Figure data in JSON:
START
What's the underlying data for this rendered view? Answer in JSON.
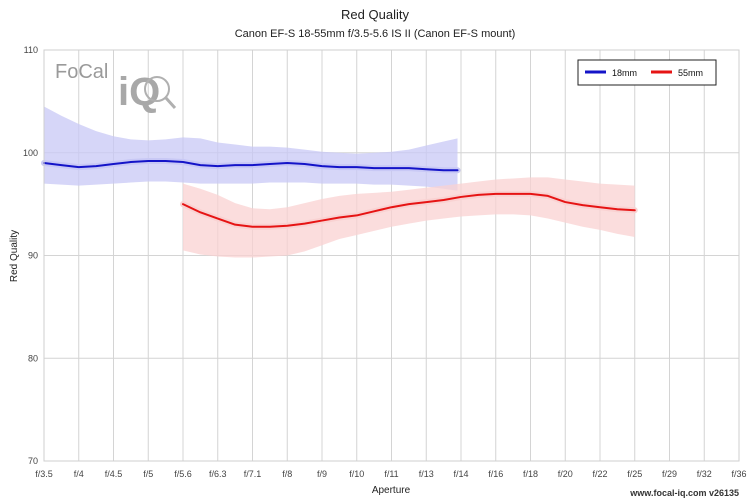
{
  "chart_data": {
    "type": "line",
    "title": "Red Quality",
    "subtitle": "Canon EF-S 18-55mm f/3.5-5.6 IS II (Canon EF-S mount)",
    "xlabel": "Aperture",
    "ylabel": "Red Quality",
    "categories": [
      "f/3.5",
      "f/4",
      "f/4.5",
      "f/5",
      "f/5.6",
      "f/6.3",
      "f/7.1",
      "f/8",
      "f/9",
      "f/10",
      "f/11",
      "f/13",
      "f/14",
      "f/16",
      "f/18",
      "f/20",
      "f/22",
      "f/25",
      "f/29",
      "f/32",
      "f/36"
    ],
    "ylim": [
      70,
      110
    ],
    "yticks": [
      70,
      80,
      90,
      100,
      110
    ],
    "grid": true,
    "legend_position": "top-right",
    "series": [
      {
        "name": "18mm",
        "color": "#1414c8",
        "band_color": "#c8c8f5",
        "points": [
          [
            0,
            99.0
          ],
          [
            0.5,
            98.8
          ],
          [
            1,
            98.6
          ],
          [
            1.5,
            98.7
          ],
          [
            2,
            98.9
          ],
          [
            2.5,
            99.1
          ],
          [
            3,
            99.2
          ],
          [
            3.5,
            99.2
          ],
          [
            4,
            99.1
          ],
          [
            4.5,
            98.8
          ],
          [
            5,
            98.7
          ],
          [
            5.5,
            98.8
          ],
          [
            6,
            98.8
          ],
          [
            6.5,
            98.9
          ],
          [
            7,
            99.0
          ],
          [
            7.5,
            98.9
          ],
          [
            8,
            98.7
          ],
          [
            8.5,
            98.6
          ],
          [
            9,
            98.6
          ],
          [
            9.5,
            98.5
          ],
          [
            10,
            98.5
          ],
          [
            10.5,
            98.5
          ],
          [
            11,
            98.4
          ],
          [
            11.5,
            98.3
          ],
          [
            11.9,
            98.3
          ]
        ],
        "band_upper": [
          [
            0,
            104.5
          ],
          [
            0.5,
            103.6
          ],
          [
            1,
            102.8
          ],
          [
            1.5,
            102.1
          ],
          [
            2,
            101.6
          ],
          [
            2.5,
            101.3
          ],
          [
            3,
            101.2
          ],
          [
            3.5,
            101.3
          ],
          [
            4,
            101.5
          ],
          [
            4.5,
            101.4
          ],
          [
            5,
            101.0
          ],
          [
            5.5,
            100.8
          ],
          [
            6,
            100.6
          ],
          [
            6.5,
            100.6
          ],
          [
            7,
            100.5
          ],
          [
            7.5,
            100.3
          ],
          [
            8,
            100.1
          ],
          [
            8.5,
            100.0
          ],
          [
            9,
            99.9
          ],
          [
            9.5,
            100.0
          ],
          [
            10,
            100.1
          ],
          [
            10.5,
            100.3
          ],
          [
            11,
            100.7
          ],
          [
            11.5,
            101.1
          ],
          [
            11.9,
            101.4
          ]
        ],
        "band_lower": [
          [
            0,
            97.0
          ],
          [
            0.5,
            96.9
          ],
          [
            1,
            96.8
          ],
          [
            1.5,
            96.9
          ],
          [
            2,
            97.0
          ],
          [
            2.5,
            97.1
          ],
          [
            3,
            97.2
          ],
          [
            3.5,
            97.2
          ],
          [
            4,
            97.1
          ],
          [
            4.5,
            97.0
          ],
          [
            5,
            97.0
          ],
          [
            5.5,
            97.0
          ],
          [
            6,
            97.0
          ],
          [
            6.5,
            97.1
          ],
          [
            7,
            97.1
          ],
          [
            7.5,
            97.1
          ],
          [
            8,
            97.0
          ],
          [
            8.5,
            97.0
          ],
          [
            9,
            97.0
          ],
          [
            9.5,
            96.9
          ],
          [
            10,
            96.9
          ],
          [
            10.5,
            96.8
          ],
          [
            11,
            96.7
          ],
          [
            11.5,
            96.5
          ],
          [
            11.9,
            96.3
          ]
        ]
      },
      {
        "name": "55mm",
        "color": "#e61414",
        "band_color": "#f9d2d2",
        "points": [
          [
            4,
            95.0
          ],
          [
            4.5,
            94.2
          ],
          [
            5,
            93.6
          ],
          [
            5.5,
            93.0
          ],
          [
            6,
            92.8
          ],
          [
            6.5,
            92.8
          ],
          [
            7,
            92.9
          ],
          [
            7.5,
            93.1
          ],
          [
            8,
            93.4
          ],
          [
            8.5,
            93.7
          ],
          [
            9,
            93.9
          ],
          [
            9.5,
            94.3
          ],
          [
            10,
            94.7
          ],
          [
            10.5,
            95.0
          ],
          [
            11,
            95.2
          ],
          [
            11.5,
            95.4
          ],
          [
            12,
            95.7
          ],
          [
            12.5,
            95.9
          ],
          [
            13,
            96.0
          ],
          [
            13.5,
            96.0
          ],
          [
            14,
            96.0
          ],
          [
            14.5,
            95.8
          ],
          [
            15,
            95.2
          ],
          [
            15.5,
            94.9
          ],
          [
            16,
            94.7
          ],
          [
            16.5,
            94.5
          ],
          [
            17,
            94.4
          ]
        ],
        "band_upper": [
          [
            4,
            97.0
          ],
          [
            4.5,
            96.5
          ],
          [
            5,
            95.9
          ],
          [
            5.5,
            95.1
          ],
          [
            6,
            94.6
          ],
          [
            6.5,
            94.5
          ],
          [
            7,
            94.7
          ],
          [
            7.5,
            95.1
          ],
          [
            8,
            95.5
          ],
          [
            8.5,
            95.8
          ],
          [
            9,
            96.0
          ],
          [
            9.5,
            96.1
          ],
          [
            10,
            96.2
          ],
          [
            10.5,
            96.4
          ],
          [
            11,
            96.6
          ],
          [
            11.5,
            96.8
          ],
          [
            12,
            97.0
          ],
          [
            12.5,
            97.2
          ],
          [
            13,
            97.4
          ],
          [
            13.5,
            97.5
          ],
          [
            14,
            97.6
          ],
          [
            14.5,
            97.6
          ],
          [
            15,
            97.4
          ],
          [
            15.5,
            97.2
          ],
          [
            16,
            97.0
          ],
          [
            16.5,
            96.9
          ],
          [
            17,
            96.8
          ]
        ],
        "band_lower": [
          [
            4,
            90.5
          ],
          [
            4.5,
            90.1
          ],
          [
            5,
            89.9
          ],
          [
            5.5,
            89.8
          ],
          [
            6,
            89.8
          ],
          [
            6.5,
            89.9
          ],
          [
            7,
            90.0
          ],
          [
            7.5,
            90.4
          ],
          [
            8,
            91.0
          ],
          [
            8.5,
            91.6
          ],
          [
            9,
            92.0
          ],
          [
            9.5,
            92.4
          ],
          [
            10,
            92.8
          ],
          [
            10.5,
            93.1
          ],
          [
            11,
            93.4
          ],
          [
            11.5,
            93.6
          ],
          [
            12,
            93.8
          ],
          [
            12.5,
            93.9
          ],
          [
            13,
            94.0
          ],
          [
            13.5,
            94.0
          ],
          [
            14,
            93.9
          ],
          [
            14.5,
            93.6
          ],
          [
            15,
            93.2
          ],
          [
            15.5,
            92.8
          ],
          [
            16,
            92.5
          ],
          [
            16.5,
            92.1
          ],
          [
            17,
            91.8
          ]
        ]
      }
    ]
  },
  "branding": {
    "logo_text": "FoCal",
    "logo_iq": "iQ",
    "footer": "www.focal-iq.com  v26135"
  }
}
END
What comes back should match the records exactly, minus any pictures.

Answer to this exercise »
What's the underlying data for this rendered view? Answer in JSON.
{
  "chart_data": {
    "type": "line",
    "title": "Red Quality",
    "subtitle": "Canon EF-S 18-55mm f/3.5-5.6 IS II (Canon EF-S mount)",
    "xlabel": "Aperture",
    "ylabel": "Red Quality",
    "categories": [
      "f/3.5",
      "f/4",
      "f/4.5",
      "f/5",
      "f/5.6",
      "f/6.3",
      "f/7.1",
      "f/8",
      "f/9",
      "f/10",
      "f/11",
      "f/13",
      "f/14",
      "f/16",
      "f/18",
      "f/20",
      "f/22",
      "f/25",
      "f/29",
      "f/32",
      "f/36"
    ],
    "ylim": [
      70,
      110
    ],
    "yticks": [
      70,
      80,
      90,
      100,
      110
    ],
    "grid": true,
    "legend_position": "top-right",
    "series": [
      {
        "name": "18mm",
        "color": "#1414c8",
        "band_color": "#c8c8f5",
        "points": [
          [
            0,
            99.0
          ],
          [
            0.5,
            98.8
          ],
          [
            1,
            98.6
          ],
          [
            1.5,
            98.7
          ],
          [
            2,
            98.9
          ],
          [
            2.5,
            99.1
          ],
          [
            3,
            99.2
          ],
          [
            3.5,
            99.2
          ],
          [
            4,
            99.1
          ],
          [
            4.5,
            98.8
          ],
          [
            5,
            98.7
          ],
          [
            5.5,
            98.8
          ],
          [
            6,
            98.8
          ],
          [
            6.5,
            98.9
          ],
          [
            7,
            99.0
          ],
          [
            7.5,
            98.9
          ],
          [
            8,
            98.7
          ],
          [
            8.5,
            98.6
          ],
          [
            9,
            98.6
          ],
          [
            9.5,
            98.5
          ],
          [
            10,
            98.5
          ],
          [
            10.5,
            98.5
          ],
          [
            11,
            98.4
          ],
          [
            11.5,
            98.3
          ],
          [
            11.9,
            98.3
          ]
        ],
        "band_upper": [
          [
            0,
            104.5
          ],
          [
            0.5,
            103.6
          ],
          [
            1,
            102.8
          ],
          [
            1.5,
            102.1
          ],
          [
            2,
            101.6
          ],
          [
            2.5,
            101.3
          ],
          [
            3,
            101.2
          ],
          [
            3.5,
            101.3
          ],
          [
            4,
            101.5
          ],
          [
            4.5,
            101.4
          ],
          [
            5,
            101.0
          ],
          [
            5.5,
            100.8
          ],
          [
            6,
            100.6
          ],
          [
            6.5,
            100.6
          ],
          [
            7,
            100.5
          ],
          [
            7.5,
            100.3
          ],
          [
            8,
            100.1
          ],
          [
            8.5,
            100.0
          ],
          [
            9,
            99.9
          ],
          [
            9.5,
            100.0
          ],
          [
            10,
            100.1
          ],
          [
            10.5,
            100.3
          ],
          [
            11,
            100.7
          ],
          [
            11.5,
            101.1
          ],
          [
            11.9,
            101.4
          ]
        ],
        "band_lower": [
          [
            0,
            97.0
          ],
          [
            0.5,
            96.9
          ],
          [
            1,
            96.8
          ],
          [
            1.5,
            96.9
          ],
          [
            2,
            97.0
          ],
          [
            2.5,
            97.1
          ],
          [
            3,
            97.2
          ],
          [
            3.5,
            97.2
          ],
          [
            4,
            97.1
          ],
          [
            4.5,
            97.0
          ],
          [
            5,
            97.0
          ],
          [
            5.5,
            97.0
          ],
          [
            6,
            97.0
          ],
          [
            6.5,
            97.1
          ],
          [
            7,
            97.1
          ],
          [
            7.5,
            97.1
          ],
          [
            8,
            97.0
          ],
          [
            8.5,
            97.0
          ],
          [
            9,
            97.0
          ],
          [
            9.5,
            96.9
          ],
          [
            10,
            96.9
          ],
          [
            10.5,
            96.8
          ],
          [
            11,
            96.7
          ],
          [
            11.5,
            96.5
          ],
          [
            11.9,
            96.3
          ]
        ]
      },
      {
        "name": "55mm",
        "color": "#e61414",
        "band_color": "#f9d2d2",
        "points": [
          [
            4,
            95.0
          ],
          [
            4.5,
            94.2
          ],
          [
            5,
            93.6
          ],
          [
            5.5,
            93.0
          ],
          [
            6,
            92.8
          ],
          [
            6.5,
            92.8
          ],
          [
            7,
            92.9
          ],
          [
            7.5,
            93.1
          ],
          [
            8,
            93.4
          ],
          [
            8.5,
            93.7
          ],
          [
            9,
            93.9
          ],
          [
            9.5,
            94.3
          ],
          [
            10,
            94.7
          ],
          [
            10.5,
            95.0
          ],
          [
            11,
            95.2
          ],
          [
            11.5,
            95.4
          ],
          [
            12,
            95.7
          ],
          [
            12.5,
            95.9
          ],
          [
            13,
            96.0
          ],
          [
            13.5,
            96.0
          ],
          [
            14,
            96.0
          ],
          [
            14.5,
            95.8
          ],
          [
            15,
            95.2
          ],
          [
            15.5,
            94.9
          ],
          [
            16,
            94.7
          ],
          [
            16.5,
            94.5
          ],
          [
            17,
            94.4
          ]
        ],
        "band_upper": [
          [
            4,
            97.0
          ],
          [
            4.5,
            96.5
          ],
          [
            5,
            95.9
          ],
          [
            5.5,
            95.1
          ],
          [
            6,
            94.6
          ],
          [
            6.5,
            94.5
          ],
          [
            7,
            94.7
          ],
          [
            7.5,
            95.1
          ],
          [
            8,
            95.5
          ],
          [
            8.5,
            95.8
          ],
          [
            9,
            96.0
          ],
          [
            9.5,
            96.1
          ],
          [
            10,
            96.2
          ],
          [
            10.5,
            96.4
          ],
          [
            11,
            96.6
          ],
          [
            11.5,
            96.8
          ],
          [
            12,
            97.0
          ],
          [
            12.5,
            97.2
          ],
          [
            13,
            97.4
          ],
          [
            13.5,
            97.5
          ],
          [
            14,
            97.6
          ],
          [
            14.5,
            97.6
          ],
          [
            15,
            97.4
          ],
          [
            15.5,
            97.2
          ],
          [
            16,
            97.0
          ],
          [
            16.5,
            96.9
          ],
          [
            17,
            96.8
          ]
        ],
        "band_lower": [
          [
            4,
            90.5
          ],
          [
            4.5,
            90.1
          ],
          [
            5,
            89.9
          ],
          [
            5.5,
            89.8
          ],
          [
            6,
            89.8
          ],
          [
            6.5,
            89.9
          ],
          [
            7,
            90.0
          ],
          [
            7.5,
            90.4
          ],
          [
            8,
            91.0
          ],
          [
            8.5,
            91.6
          ],
          [
            9,
            92.0
          ],
          [
            9.5,
            92.4
          ],
          [
            10,
            92.8
          ],
          [
            10.5,
            93.1
          ],
          [
            11,
            93.4
          ],
          [
            11.5,
            93.6
          ],
          [
            12,
            93.8
          ],
          [
            12.5,
            93.9
          ],
          [
            13,
            94.0
          ],
          [
            13.5,
            94.0
          ],
          [
            14,
            93.9
          ],
          [
            14.5,
            93.6
          ],
          [
            15,
            93.2
          ],
          [
            15.5,
            92.8
          ],
          [
            16,
            92.5
          ],
          [
            16.5,
            92.1
          ],
          [
            17,
            91.8
          ]
        ]
      }
    ]
  },
  "branding": {
    "logo_text": "FoCal",
    "logo_iq": "iQ",
    "footer": "www.focal-iq.com  v26135"
  }
}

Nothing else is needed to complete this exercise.